* _Goal_
Would you write out the entries below, every one of them, exactly?

·····

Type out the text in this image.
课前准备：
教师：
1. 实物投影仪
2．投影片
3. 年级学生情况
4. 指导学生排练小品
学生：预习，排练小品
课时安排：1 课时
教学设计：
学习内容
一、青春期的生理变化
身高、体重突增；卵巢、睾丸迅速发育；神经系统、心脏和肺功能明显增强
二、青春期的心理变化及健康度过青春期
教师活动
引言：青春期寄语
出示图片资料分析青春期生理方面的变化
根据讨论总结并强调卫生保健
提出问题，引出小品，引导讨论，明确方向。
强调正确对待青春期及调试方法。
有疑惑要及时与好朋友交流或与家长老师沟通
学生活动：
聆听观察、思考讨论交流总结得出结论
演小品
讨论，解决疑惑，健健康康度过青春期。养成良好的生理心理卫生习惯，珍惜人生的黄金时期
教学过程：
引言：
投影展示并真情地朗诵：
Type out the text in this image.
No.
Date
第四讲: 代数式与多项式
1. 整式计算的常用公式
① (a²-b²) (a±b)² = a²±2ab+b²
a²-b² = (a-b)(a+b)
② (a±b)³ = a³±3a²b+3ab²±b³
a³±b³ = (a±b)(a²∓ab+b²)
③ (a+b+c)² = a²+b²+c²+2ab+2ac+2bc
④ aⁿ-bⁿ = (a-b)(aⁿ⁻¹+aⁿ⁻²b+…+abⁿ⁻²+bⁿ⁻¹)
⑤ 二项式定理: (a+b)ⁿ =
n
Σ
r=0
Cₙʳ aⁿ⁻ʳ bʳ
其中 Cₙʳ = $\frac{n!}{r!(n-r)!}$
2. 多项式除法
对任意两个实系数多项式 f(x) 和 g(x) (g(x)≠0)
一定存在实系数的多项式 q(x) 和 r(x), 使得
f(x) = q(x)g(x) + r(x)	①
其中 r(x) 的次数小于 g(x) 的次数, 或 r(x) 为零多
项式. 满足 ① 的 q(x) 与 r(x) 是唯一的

·····

* _Correct answer_
Type out the text in this image.
课前准备：
教师：
1. 实物投影仪
2．投影片
3. 年级学生情况
4. 指导学生排练小品
学生：预习，排练小品
课时安排：1 课时
教学设计：
学习内容
一、青春期的生理变化
身高、体重突增；卵巢、睾丸迅速发育；神经系统、心脏和肺功能明显增强
二、青春期的心理变化及健康度过青春期
教师活动
引言：青春期寄语
出示图片资料分析青春期生理方面的变化
根据讨论总结并强调卫生保健
提出问题，引出小品，引导讨论，明确方向。
强调正确对待青春期及调试方法。
有疑惑要及时与好朋友交流或与家长老师沟通
学生活动：
聆听观察、思考讨论交流总结得出结论
演小品
讨论，解决疑惑，健健康康度过青春期。养成良好的生理心理卫生习惯，珍惜人生的黄金时期
教学过程：
引言：
投影展示并真情地朗诵：
Type out the text in this image.
No.
Date
第四讲: 代数式与多项式
1. 整式计算的常用公式
① (a²-b²) (a±b)² = a²±2ab+b²
a²-b² = (a-b)(a+b)
② (a±b)³ = a³±3a²b+3ab²±b³
a³±b³ = (a±b)(a²∓ab+b²)
③ (a+b+c)² = a²+b²+c²+2ab+2ac+2bc
④ aⁿ-bⁿ = (a-b)(aⁿ⁻¹+aⁿ⁻²b+…+abⁿ⁻²+bⁿ⁻¹)
⑤ 二项式定理: (a+b)ⁿ =
n
Σ
r=0
Cₙʳ aⁿ⁻ʳ bʳ
其中 Cₙʳ = $\frac{n!}{r!(n-r)!}$
2. 多项式除法
对任意两个实系数多项式 f(x) 和 g(x) (g(x)≠0)
一定存在实系数的多项式 q(x) 和 r(x), 使得
f(x) = q(x)g(x) + r(x)	①
其中 r(x) 的次数小于 g(x) 的次数, 或 r(x) 为零多
项式. 满足 ① 的 q(x) 与 r(x) 是唯一的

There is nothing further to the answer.